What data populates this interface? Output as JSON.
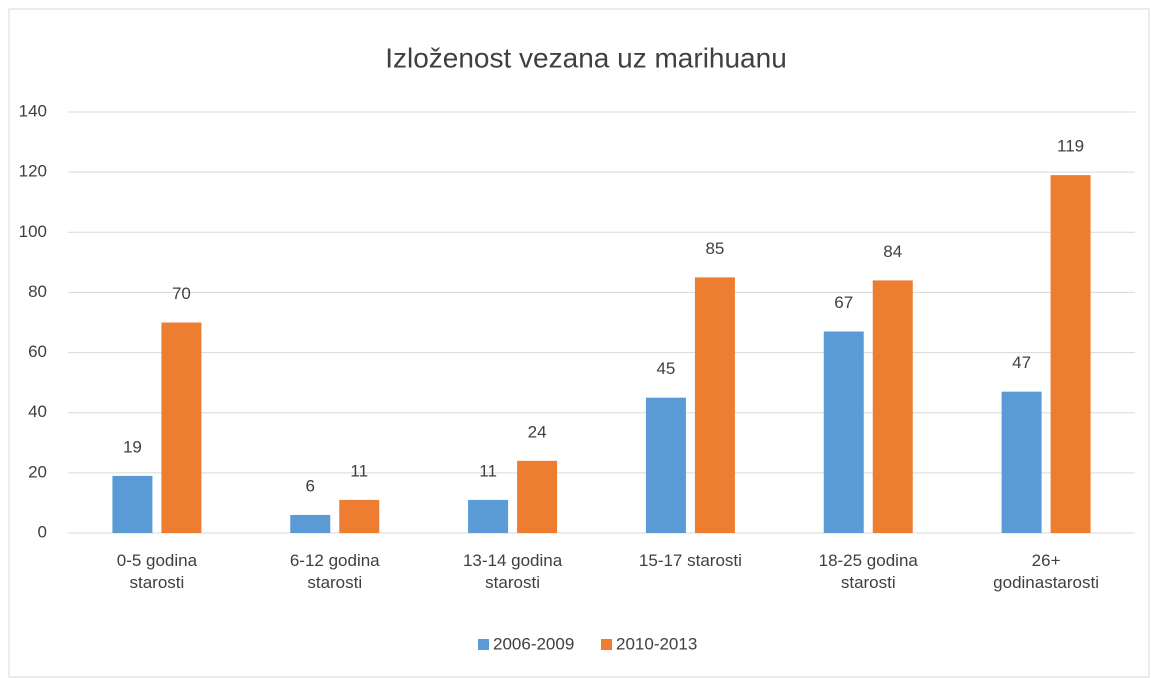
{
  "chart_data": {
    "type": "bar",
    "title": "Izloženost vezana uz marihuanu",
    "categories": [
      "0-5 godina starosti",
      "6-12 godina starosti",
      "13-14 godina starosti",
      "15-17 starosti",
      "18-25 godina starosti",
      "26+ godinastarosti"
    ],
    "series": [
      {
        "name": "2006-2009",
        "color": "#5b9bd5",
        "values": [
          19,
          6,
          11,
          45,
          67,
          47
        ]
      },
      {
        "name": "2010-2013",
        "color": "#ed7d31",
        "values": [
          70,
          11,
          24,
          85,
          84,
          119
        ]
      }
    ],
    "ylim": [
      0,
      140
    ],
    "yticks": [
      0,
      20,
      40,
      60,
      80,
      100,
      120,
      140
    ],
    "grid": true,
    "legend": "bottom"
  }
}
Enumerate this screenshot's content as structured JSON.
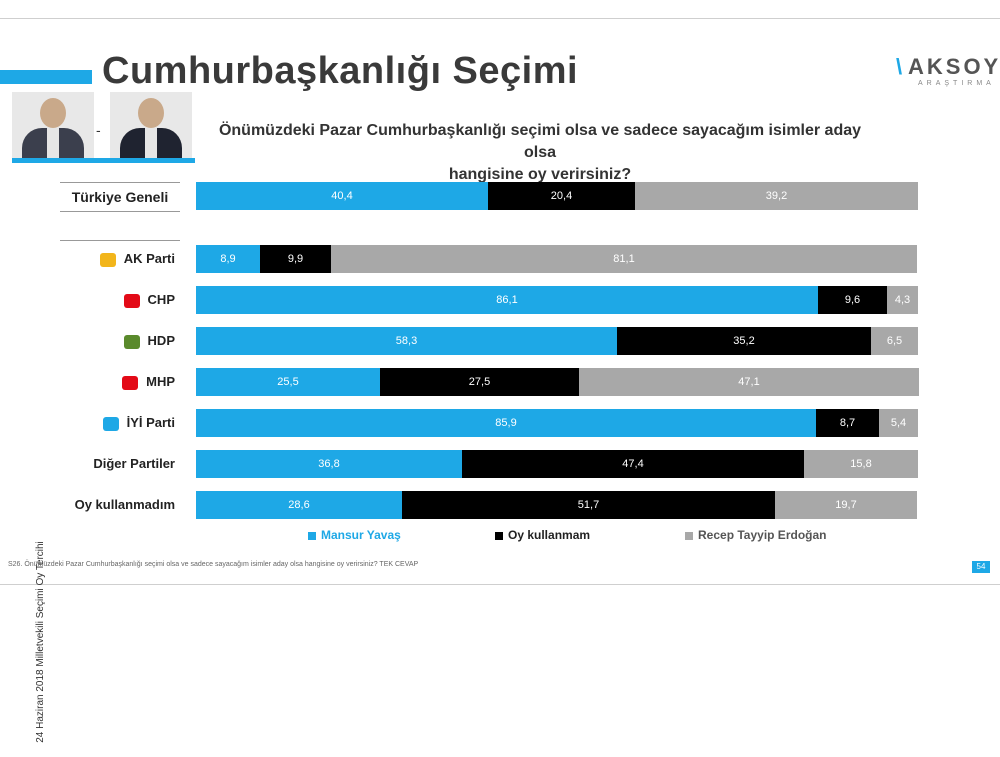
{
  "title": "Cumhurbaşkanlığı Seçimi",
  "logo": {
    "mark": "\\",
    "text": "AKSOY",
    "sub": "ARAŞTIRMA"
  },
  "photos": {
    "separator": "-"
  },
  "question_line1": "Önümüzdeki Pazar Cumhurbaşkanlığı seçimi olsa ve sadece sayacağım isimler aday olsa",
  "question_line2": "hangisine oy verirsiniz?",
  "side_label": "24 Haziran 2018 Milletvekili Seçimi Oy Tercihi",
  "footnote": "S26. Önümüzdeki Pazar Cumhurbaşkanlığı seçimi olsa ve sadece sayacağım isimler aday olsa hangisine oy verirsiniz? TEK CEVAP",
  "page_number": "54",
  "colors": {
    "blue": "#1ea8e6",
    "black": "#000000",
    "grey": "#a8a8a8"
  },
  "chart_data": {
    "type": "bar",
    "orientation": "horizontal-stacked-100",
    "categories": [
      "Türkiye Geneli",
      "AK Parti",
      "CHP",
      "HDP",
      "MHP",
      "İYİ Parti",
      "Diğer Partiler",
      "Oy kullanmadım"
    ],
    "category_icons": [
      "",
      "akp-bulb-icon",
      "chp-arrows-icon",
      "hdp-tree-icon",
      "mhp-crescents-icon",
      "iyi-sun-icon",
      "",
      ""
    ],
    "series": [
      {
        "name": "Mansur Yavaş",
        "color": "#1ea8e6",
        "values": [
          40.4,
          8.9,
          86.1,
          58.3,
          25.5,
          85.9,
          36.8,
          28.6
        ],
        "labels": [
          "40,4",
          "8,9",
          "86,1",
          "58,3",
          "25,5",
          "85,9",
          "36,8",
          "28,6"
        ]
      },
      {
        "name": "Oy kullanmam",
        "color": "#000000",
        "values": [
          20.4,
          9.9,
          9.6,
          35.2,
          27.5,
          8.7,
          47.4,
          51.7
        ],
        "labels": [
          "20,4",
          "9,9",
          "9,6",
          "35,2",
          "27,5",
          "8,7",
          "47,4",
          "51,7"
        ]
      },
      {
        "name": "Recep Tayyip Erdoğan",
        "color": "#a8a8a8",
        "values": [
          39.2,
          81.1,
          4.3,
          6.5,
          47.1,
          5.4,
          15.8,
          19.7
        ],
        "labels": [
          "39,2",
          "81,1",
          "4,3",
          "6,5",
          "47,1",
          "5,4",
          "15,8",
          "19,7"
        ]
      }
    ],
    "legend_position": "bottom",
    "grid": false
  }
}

+-------+

[OBJECTIVE] Track down every line with the word "Pazar" and copy it.

[FINAL RESULT]
  "question_line1": "Önümüzdeki Pazar Cumhurbaşkanlığı seçimi olsa ve sadece sayacağım isimler aday olsa",
  "footnote": "S26. Önümüzdeki Pazar Cumhurbaşkanlığı seçimi olsa ve sadece sayacağım isimler aday olsa hangisine oy verirsiniz? TEK CEVAP",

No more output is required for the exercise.